**What you are asked to do**
Write each line out exactly, leaving none out.

**Data to process**
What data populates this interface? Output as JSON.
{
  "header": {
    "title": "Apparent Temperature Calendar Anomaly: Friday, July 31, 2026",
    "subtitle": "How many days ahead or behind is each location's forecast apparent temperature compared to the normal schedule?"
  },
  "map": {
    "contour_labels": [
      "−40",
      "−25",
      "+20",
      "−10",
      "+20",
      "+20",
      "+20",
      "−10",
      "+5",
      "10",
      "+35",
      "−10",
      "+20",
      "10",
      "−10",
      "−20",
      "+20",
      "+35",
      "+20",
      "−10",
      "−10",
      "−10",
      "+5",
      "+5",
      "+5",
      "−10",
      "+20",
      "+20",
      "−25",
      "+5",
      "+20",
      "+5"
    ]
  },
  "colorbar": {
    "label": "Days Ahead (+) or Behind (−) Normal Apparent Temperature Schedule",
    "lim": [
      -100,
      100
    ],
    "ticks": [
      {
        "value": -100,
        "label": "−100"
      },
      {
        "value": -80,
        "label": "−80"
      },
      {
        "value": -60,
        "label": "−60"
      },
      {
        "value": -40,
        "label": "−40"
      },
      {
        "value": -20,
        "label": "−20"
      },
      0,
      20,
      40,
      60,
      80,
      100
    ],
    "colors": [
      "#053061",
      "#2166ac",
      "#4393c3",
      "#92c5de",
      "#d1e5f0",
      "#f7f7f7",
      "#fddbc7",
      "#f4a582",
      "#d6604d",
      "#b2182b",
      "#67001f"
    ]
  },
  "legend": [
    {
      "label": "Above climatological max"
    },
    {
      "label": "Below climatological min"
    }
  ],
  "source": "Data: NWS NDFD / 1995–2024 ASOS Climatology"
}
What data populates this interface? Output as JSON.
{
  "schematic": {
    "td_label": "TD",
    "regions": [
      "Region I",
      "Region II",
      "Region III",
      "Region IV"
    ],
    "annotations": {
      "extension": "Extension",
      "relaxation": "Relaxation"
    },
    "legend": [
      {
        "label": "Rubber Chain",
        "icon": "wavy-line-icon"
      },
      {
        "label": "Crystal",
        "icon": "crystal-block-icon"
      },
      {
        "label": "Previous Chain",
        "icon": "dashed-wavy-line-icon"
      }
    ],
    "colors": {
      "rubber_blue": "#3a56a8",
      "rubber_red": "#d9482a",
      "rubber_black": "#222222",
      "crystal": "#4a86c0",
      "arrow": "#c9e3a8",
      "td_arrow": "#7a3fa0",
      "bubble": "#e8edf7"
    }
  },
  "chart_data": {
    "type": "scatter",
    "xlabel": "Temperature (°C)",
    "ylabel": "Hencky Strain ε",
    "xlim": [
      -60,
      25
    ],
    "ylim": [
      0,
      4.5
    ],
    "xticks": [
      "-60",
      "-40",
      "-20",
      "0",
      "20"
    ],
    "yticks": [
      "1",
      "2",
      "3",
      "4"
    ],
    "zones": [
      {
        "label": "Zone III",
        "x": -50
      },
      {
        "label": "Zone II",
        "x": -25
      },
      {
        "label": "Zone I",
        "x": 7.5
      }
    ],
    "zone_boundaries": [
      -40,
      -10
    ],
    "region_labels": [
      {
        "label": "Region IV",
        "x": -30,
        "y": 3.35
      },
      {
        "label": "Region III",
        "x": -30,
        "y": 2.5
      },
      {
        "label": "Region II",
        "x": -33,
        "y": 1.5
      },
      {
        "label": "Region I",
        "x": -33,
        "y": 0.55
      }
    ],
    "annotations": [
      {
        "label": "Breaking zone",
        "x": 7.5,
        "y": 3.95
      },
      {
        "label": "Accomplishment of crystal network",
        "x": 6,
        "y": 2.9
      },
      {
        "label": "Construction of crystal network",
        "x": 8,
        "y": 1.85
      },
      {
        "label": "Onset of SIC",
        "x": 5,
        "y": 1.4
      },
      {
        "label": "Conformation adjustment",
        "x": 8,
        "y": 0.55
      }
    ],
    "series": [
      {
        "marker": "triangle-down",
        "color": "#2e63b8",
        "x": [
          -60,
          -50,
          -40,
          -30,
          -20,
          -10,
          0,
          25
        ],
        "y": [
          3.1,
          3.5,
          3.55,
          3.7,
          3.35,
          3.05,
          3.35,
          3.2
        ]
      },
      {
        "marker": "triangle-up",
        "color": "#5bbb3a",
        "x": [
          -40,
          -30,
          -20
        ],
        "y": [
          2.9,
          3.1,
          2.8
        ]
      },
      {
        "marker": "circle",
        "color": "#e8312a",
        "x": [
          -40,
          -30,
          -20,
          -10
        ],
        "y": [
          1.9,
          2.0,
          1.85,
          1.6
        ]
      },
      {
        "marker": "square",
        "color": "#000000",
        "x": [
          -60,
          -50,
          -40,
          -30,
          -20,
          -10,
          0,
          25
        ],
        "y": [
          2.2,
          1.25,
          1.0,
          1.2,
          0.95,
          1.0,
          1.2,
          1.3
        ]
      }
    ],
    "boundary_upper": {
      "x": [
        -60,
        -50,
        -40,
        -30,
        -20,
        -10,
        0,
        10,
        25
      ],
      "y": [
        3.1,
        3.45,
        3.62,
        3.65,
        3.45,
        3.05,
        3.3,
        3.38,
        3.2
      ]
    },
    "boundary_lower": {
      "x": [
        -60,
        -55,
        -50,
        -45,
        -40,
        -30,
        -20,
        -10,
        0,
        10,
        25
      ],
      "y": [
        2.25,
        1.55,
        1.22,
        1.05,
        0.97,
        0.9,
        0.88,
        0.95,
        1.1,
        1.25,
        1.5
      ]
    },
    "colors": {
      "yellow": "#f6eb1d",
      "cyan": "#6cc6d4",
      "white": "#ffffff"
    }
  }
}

**Reply to the exercise**
What data populates this interface? Output as JSON.
{
  "header": {
    "title": "Apparent Temperature Calendar Anomaly: Friday, July 31, 2026",
    "subtitle": "How many days ahead or behind is each location's forecast apparent temperature compared to the normal schedule?"
  },
  "map": {
    "contour_labels": [
      "−40",
      "−25",
      "+20",
      "−10",
      "+20",
      "+20",
      "+20",
      "−10",
      "+5",
      "10",
      "+35",
      "−10",
      "+20",
      "10",
      "−10",
      "−20",
      "+20",
      "+35",
      "+20",
      "−10",
      "−10",
      "−10",
      "+5",
      "+5",
      "+5",
      "−10",
      "+20",
      "+20",
      "−25",
      "+5",
      "+20",
      "+5"
    ]
  },
  "colorbar": {
    "label": "Days Ahead (+) or Behind (−) Normal Apparent Temperature Schedule",
    "lim": [
      -100,
      100
    ],
    "ticks": [
      {
        "value": -100,
        "label": "−100"
      },
      {
        "value": -80,
        "label": "−80"
      },
      {
        "value": -60,
        "label": "−60"
      },
      {
        "value": -40,
        "label": "−40"
      },
      {
        "value": -20,
        "label": "−20"
      },
      0,
      20,
      40,
      60,
      80,
      100
    ],
    "colors": [
      "#053061",
      "#2166ac",
      "#4393c3",
      "#92c5de",
      "#d1e5f0",
      "#f7f7f7",
      "#fddbc7",
      "#f4a582",
      "#d6604d",
      "#b2182b",
      "#67001f"
    ]
  },
  "legend": [
    {
      "label": "Above climatological max"
    },
    {
      "label": "Below climatological min"
    }
  ],
  "source": "Data: NWS NDFD / 1995–2024 ASOS Climatology"
}
What data populates this interface? Output as JSON.
{
  "schematic": {
    "td_label": "TD",
    "regions": [
      "Region I",
      "Region II",
      "Region III",
      "Region IV"
    ],
    "annotations": {
      "extension": "Extension",
      "relaxation": "Relaxation"
    },
    "legend": [
      {
        "label": "Rubber Chain",
        "icon": "wavy-line-icon"
      },
      {
        "label": "Crystal",
        "icon": "crystal-block-icon"
      },
      {
        "label": "Previous Chain",
        "icon": "dashed-wavy-line-icon"
      }
    ],
    "colors": {
      "rubber_blue": "#3a56a8",
      "rubber_red": "#d9482a",
      "rubber_black": "#222222",
      "crystal": "#4a86c0",
      "arrow": "#c9e3a8",
      "td_arrow": "#7a3fa0",
      "bubble": "#e8edf7"
    }
  },
  "chart_data": {
    "type": "scatter",
    "xlabel": "Temperature (°C)",
    "ylabel": "Hencky Strain ε",
    "xlim": [
      -60,
      25
    ],
    "ylim": [
      0,
      4.5
    ],
    "xticks": [
      "-60",
      "-40",
      "-20",
      "0",
      "20"
    ],
    "yticks": [
      "1",
      "2",
      "3",
      "4"
    ],
    "zones": [
      {
        "label": "Zone III",
        "x": -50
      },
      {
        "label": "Zone II",
        "x": -25
      },
      {
        "label": "Zone I",
        "x": 7.5
      }
    ],
    "zone_boundaries": [
      -40,
      -10
    ],
    "region_labels": [
      {
        "label": "Region IV",
        "x": -30,
        "y": 3.35
      },
      {
        "label": "Region III",
        "x": -30,
        "y": 2.5
      },
      {
        "label": "Region II",
        "x": -33,
        "y": 1.5
      },
      {
        "label": "Region I",
        "x": -33,
        "y": 0.55
      }
    ],
    "annotations": [
      {
        "label": "Breaking zone",
        "x": 7.5,
        "y": 3.95
      },
      {
        "label": "Accomplishment of crystal network",
        "x": 6,
        "y": 2.9
      },
      {
        "label": "Construction of crystal network",
        "x": 8,
        "y": 1.85
      },
      {
        "label": "Onset of SIC",
        "x": 5,
        "y": 1.4
      },
      {
        "label": "Conformation adjustment",
        "x": 8,
        "y": 0.55
      }
    ],
    "series": [
      {
        "marker": "triangle-down",
        "color": "#2e63b8",
        "x": [
          -60,
          -50,
          -40,
          -30,
          -20,
          -10,
          0,
          25
        ],
        "y": [
          3.1,
          3.5,
          3.55,
          3.7,
          3.35,
          3.05,
          3.35,
          3.2
        ]
      },
      {
        "marker": "triangle-up",
        "color": "#5bbb3a",
        "x": [
          -40,
          -30,
          -20
        ],
        "y": [
          2.9,
          3.1,
          2.8
        ]
      },
      {
        "marker": "circle",
        "color": "#e8312a",
        "x": [
          -40,
          -30,
          -20,
          -10
        ],
        "y": [
          1.9,
          2.0,
          1.85,
          1.6
        ]
      },
      {
        "marker": "square",
        "color": "#000000",
        "x": [
          -60,
          -50,
          -40,
          -30,
          -20,
          -10,
          0,
          25
        ],
        "y": [
          2.2,
          1.25,
          1.0,
          1.2,
          0.95,
          1.0,
          1.2,
          1.3
        ]
      }
    ],
    "boundary_upper": {
      "x": [
        -60,
        -50,
        -40,
        -30,
        -20,
        -10,
        0,
        10,
        25
      ],
      "y": [
        3.1,
        3.45,
        3.62,
        3.65,
        3.45,
        3.05,
        3.3,
        3.38,
        3.2
      ]
    },
    "boundary_lower": {
      "x": [
        -60,
        -55,
        -50,
        -45,
        -40,
        -30,
        -20,
        -10,
        0,
        10,
        25
      ],
      "y": [
        2.25,
        1.55,
        1.22,
        1.05,
        0.97,
        0.9,
        0.88,
        0.95,
        1.1,
        1.25,
        1.5
      ]
    },
    "colors": {
      "yellow": "#f6eb1d",
      "cyan": "#6cc6d4",
      "white": "#ffffff"
    }
  }
}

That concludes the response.